**THE DATA:**
···
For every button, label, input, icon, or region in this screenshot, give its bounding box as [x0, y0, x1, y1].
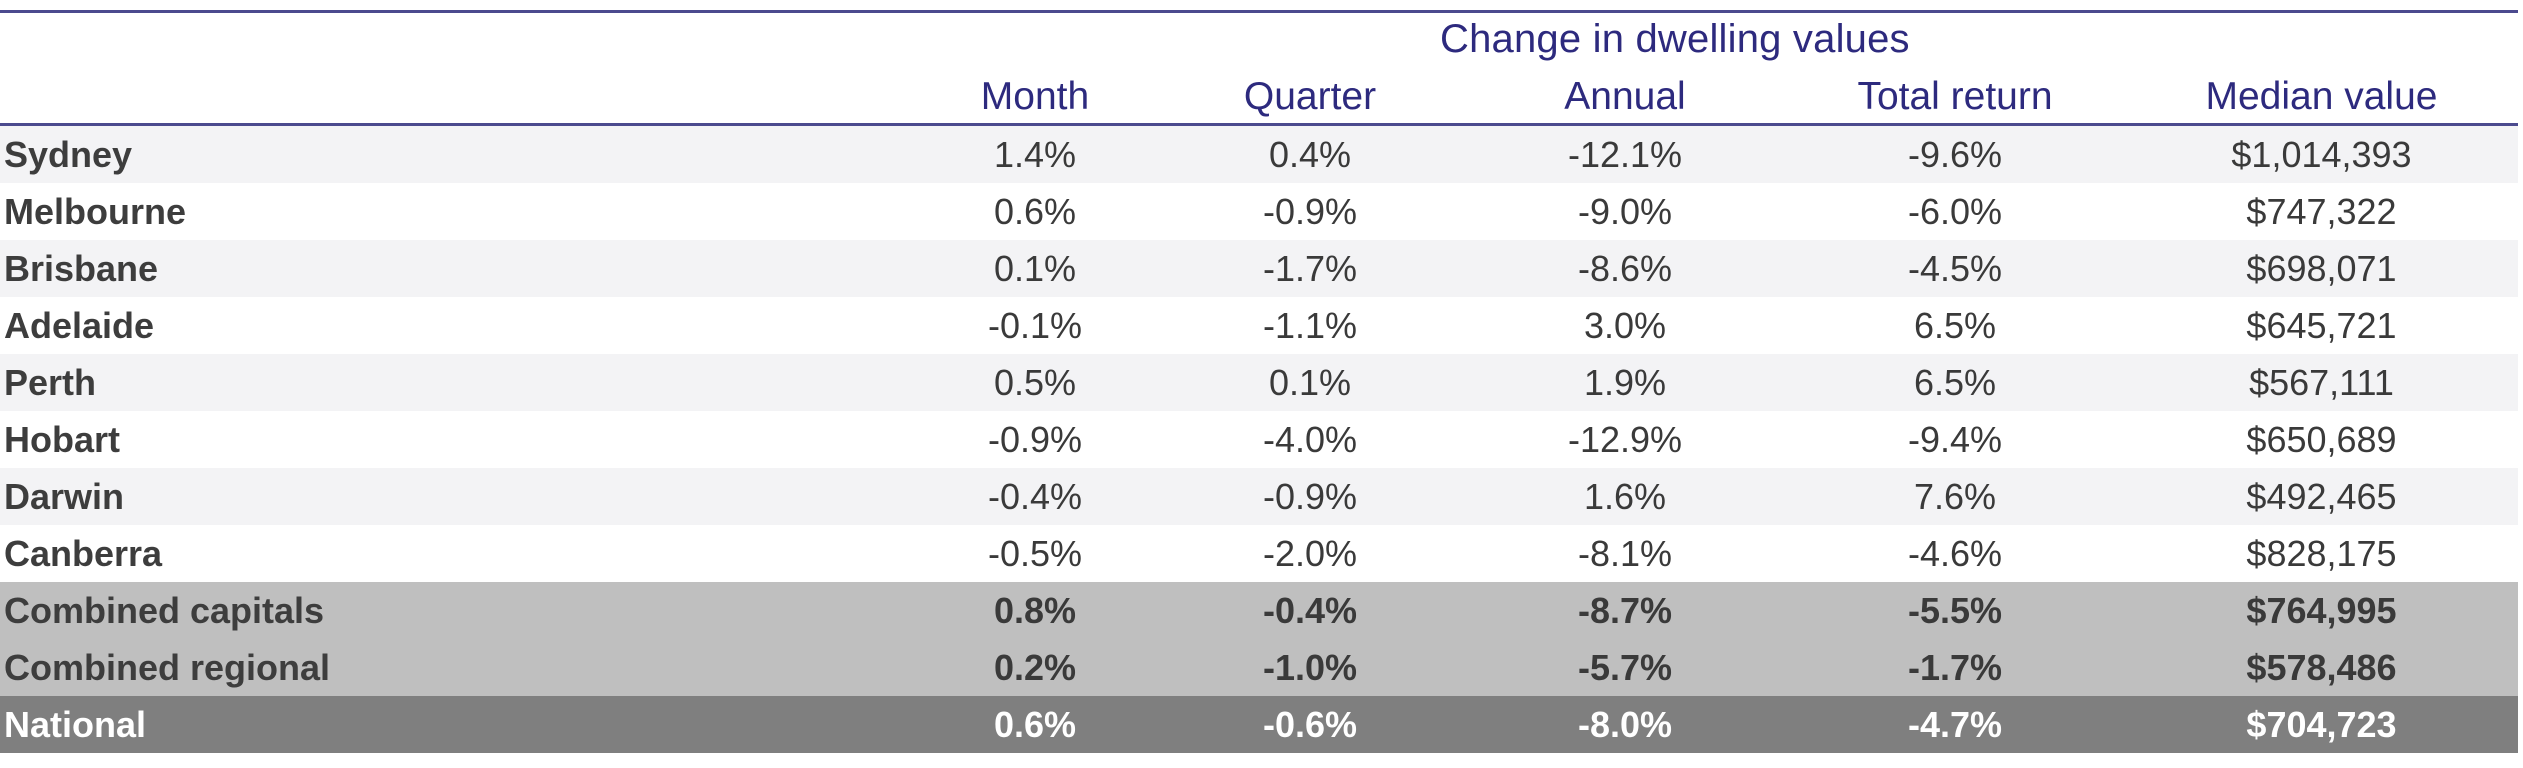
month-cell: -0.5%	[987, 532, 1083, 574]
annual-cell: -9.0%	[1577, 190, 1673, 232]
region-cell: Darwin	[4, 475, 125, 517]
median-value-cell: $747,322	[2246, 190, 2397, 232]
annual-cell: -8.7%	[1577, 589, 1673, 631]
month-cell: 0.6%	[993, 190, 1077, 232]
column-header-total-return: Total return	[1857, 75, 2053, 118]
median-value-cell: $567,111	[2249, 361, 2394, 403]
median-value-cell: $650,689	[2246, 418, 2397, 460]
total-return-cell: -4.7%	[1907, 703, 2003, 745]
total-return-cell: -4.6%	[1907, 532, 2003, 574]
quarter-cell: -0.9%	[1262, 190, 1358, 232]
annual-cell: 1.9%	[1583, 361, 1667, 403]
region-cell: Sydney	[4, 133, 133, 175]
quarter-cell: -2.0%	[1262, 532, 1358, 574]
region-cell: Adelaide	[4, 304, 155, 346]
month-cell: -0.1%	[987, 304, 1083, 346]
median-value-cell: $1,014,393	[2231, 133, 2412, 175]
median-value-cell: $698,071	[2246, 247, 2397, 289]
header-rule	[0, 123, 2518, 126]
column-header-quarter: Quarter	[1243, 75, 1377, 118]
annual-cell: -8.1%	[1577, 532, 1673, 574]
region-cell: Canberra	[4, 532, 163, 574]
dwelling-values-table: Change in dwelling values Month Quarter …	[0, 10, 2518, 753]
quarter-cell: -0.6%	[1262, 703, 1358, 745]
total-return-cell: 7.6%	[1913, 475, 1997, 517]
total-return-cell: 6.5%	[1913, 304, 1997, 346]
median-value-cell: $704,723	[2246, 703, 2397, 745]
annual-cell: 1.6%	[1583, 475, 1667, 517]
group-header: Change in dwelling values	[0, 13, 2518, 69]
region-cell: National	[4, 703, 147, 745]
total-return-cell: -6.0%	[1907, 190, 2003, 232]
median-value-cell: $645,721	[2246, 304, 2397, 346]
median-value-cell: $578,486	[2246, 646, 2397, 688]
annual-cell: -8.6%	[1577, 247, 1673, 289]
annual-cell: 3.0%	[1583, 304, 1667, 346]
total-return-cell: 6.5%	[1913, 361, 1997, 403]
region-cell: Perth	[4, 361, 97, 403]
region-cell: Brisbane	[4, 247, 159, 289]
quarter-cell: -0.4%	[1262, 589, 1358, 631]
table-row: Darwin -0.4% -0.9% 1.6% 7.6% $492,465	[0, 468, 2518, 525]
table-row: Combined capitals 0.8% -0.4% -8.7% -5.5% $764…	[0, 582, 2518, 639]
column-header-median-value: Median value	[2205, 75, 2438, 118]
annual-cell: -12.1%	[1567, 133, 1683, 175]
annual-cell: -5.7%	[1577, 646, 1673, 688]
table-row: Combined regional 0.2% -1.0% -5.7% -1.7% $578…	[0, 639, 2518, 696]
total-return-cell: -4.5%	[1907, 247, 2003, 289]
column-header-annual: Annual	[1564, 75, 1686, 118]
quarter-cell: 0.1%	[1268, 361, 1352, 403]
table-row: Hobart -0.9% -4.0% -12.9% -9.4% $650,689	[0, 411, 2518, 468]
month-cell: -0.4%	[987, 475, 1083, 517]
quarter-cell: -4.0%	[1262, 418, 1358, 460]
quarter-cell: 0.4%	[1268, 133, 1352, 175]
region-cell: Combined capitals	[4, 589, 325, 631]
region-cell: Melbourne	[4, 190, 187, 232]
table-row: Melbourne 0.6% -0.9% -9.0% -6.0% $747,322	[0, 183, 2518, 240]
total-return-cell: -9.4%	[1907, 418, 2003, 460]
month-cell: 0.6%	[993, 703, 1077, 745]
top-rule	[0, 10, 2518, 13]
month-cell: 0.1%	[993, 247, 1077, 289]
table-row: Canberra -0.5% -2.0% -8.1% -4.6% $828,175	[0, 525, 2518, 582]
median-value-cell: $764,995	[2246, 589, 2397, 631]
quarter-cell: -1.7%	[1262, 247, 1358, 289]
region-cell: Combined regional	[4, 646, 331, 688]
region-cell: Hobart	[4, 418, 120, 460]
median-value-cell: $828,175	[2246, 532, 2397, 574]
month-cell: 1.4%	[993, 133, 1077, 175]
column-header-row: Month Quarter Annual Total return Median…	[0, 69, 2518, 123]
table-row: Brisbane 0.1% -1.7% -8.6% -4.5% $698,071	[0, 240, 2518, 297]
annual-cell: -8.0%	[1577, 703, 1673, 745]
total-return-cell: -5.5%	[1907, 589, 2003, 631]
annual-cell: -12.9%	[1567, 418, 1683, 460]
table-row: Adelaide -0.1% -1.1% 3.0% 6.5% $645,721	[0, 297, 2518, 354]
column-header-month: Month	[980, 75, 1090, 118]
month-cell: 0.2%	[993, 646, 1077, 688]
group-title: Change in dwelling values	[1440, 17, 1910, 61]
table-body: Sydney 1.4% 0.4% -12.1% -9.6% $1,014,393 Melbo…	[0, 126, 2518, 753]
total-return-cell: -9.6%	[1907, 133, 2003, 175]
median-value-cell: $492,465	[2246, 475, 2397, 517]
quarter-cell: -0.9%	[1262, 475, 1358, 517]
quarter-cell: -1.1%	[1262, 304, 1358, 346]
month-cell: -0.9%	[987, 418, 1083, 460]
table-row: Perth 0.5% 0.1% 1.9% 6.5% $567,111	[0, 354, 2518, 411]
month-cell: 0.5%	[993, 361, 1077, 403]
quarter-cell: -1.0%	[1262, 646, 1358, 688]
total-return-cell: -1.7%	[1907, 646, 2003, 688]
month-cell: 0.8%	[993, 589, 1077, 631]
table-row: National 0.6% -0.6% -8.0% -4.7% $704,723	[0, 696, 2518, 753]
table-row: Sydney 1.4% 0.4% -12.1% -9.6% $1,014,393	[0, 126, 2518, 183]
···
Reproduce the lines of the records above from the line with "532, 1083, 574]" up to and including the line with "361, 1667, 403]", replacing "annual-cell" with "year-cell" and leaving everything else unchanged.

**CORRECT ANSWER:**
month-cell: -0.5%	[987, 532, 1083, 574]
year-cell: -9.0%	[1577, 190, 1673, 232]
region-cell: Darwin	[4, 475, 125, 517]
median-value-cell: $747,322	[2246, 190, 2397, 232]
year-cell: -8.7%	[1577, 589, 1673, 631]
month-cell: 0.6%	[993, 190, 1077, 232]
column-header-total-return: Total return	[1857, 75, 2053, 118]
median-value-cell: $567,111	[2249, 361, 2394, 403]
median-value-cell: $650,689	[2246, 418, 2397, 460]
total-return-cell: -4.7%	[1907, 703, 2003, 745]
total-return-cell: -4.6%	[1907, 532, 2003, 574]
quarter-cell: -0.9%	[1262, 190, 1358, 232]
year-cell: 1.9%	[1583, 361, 1667, 403]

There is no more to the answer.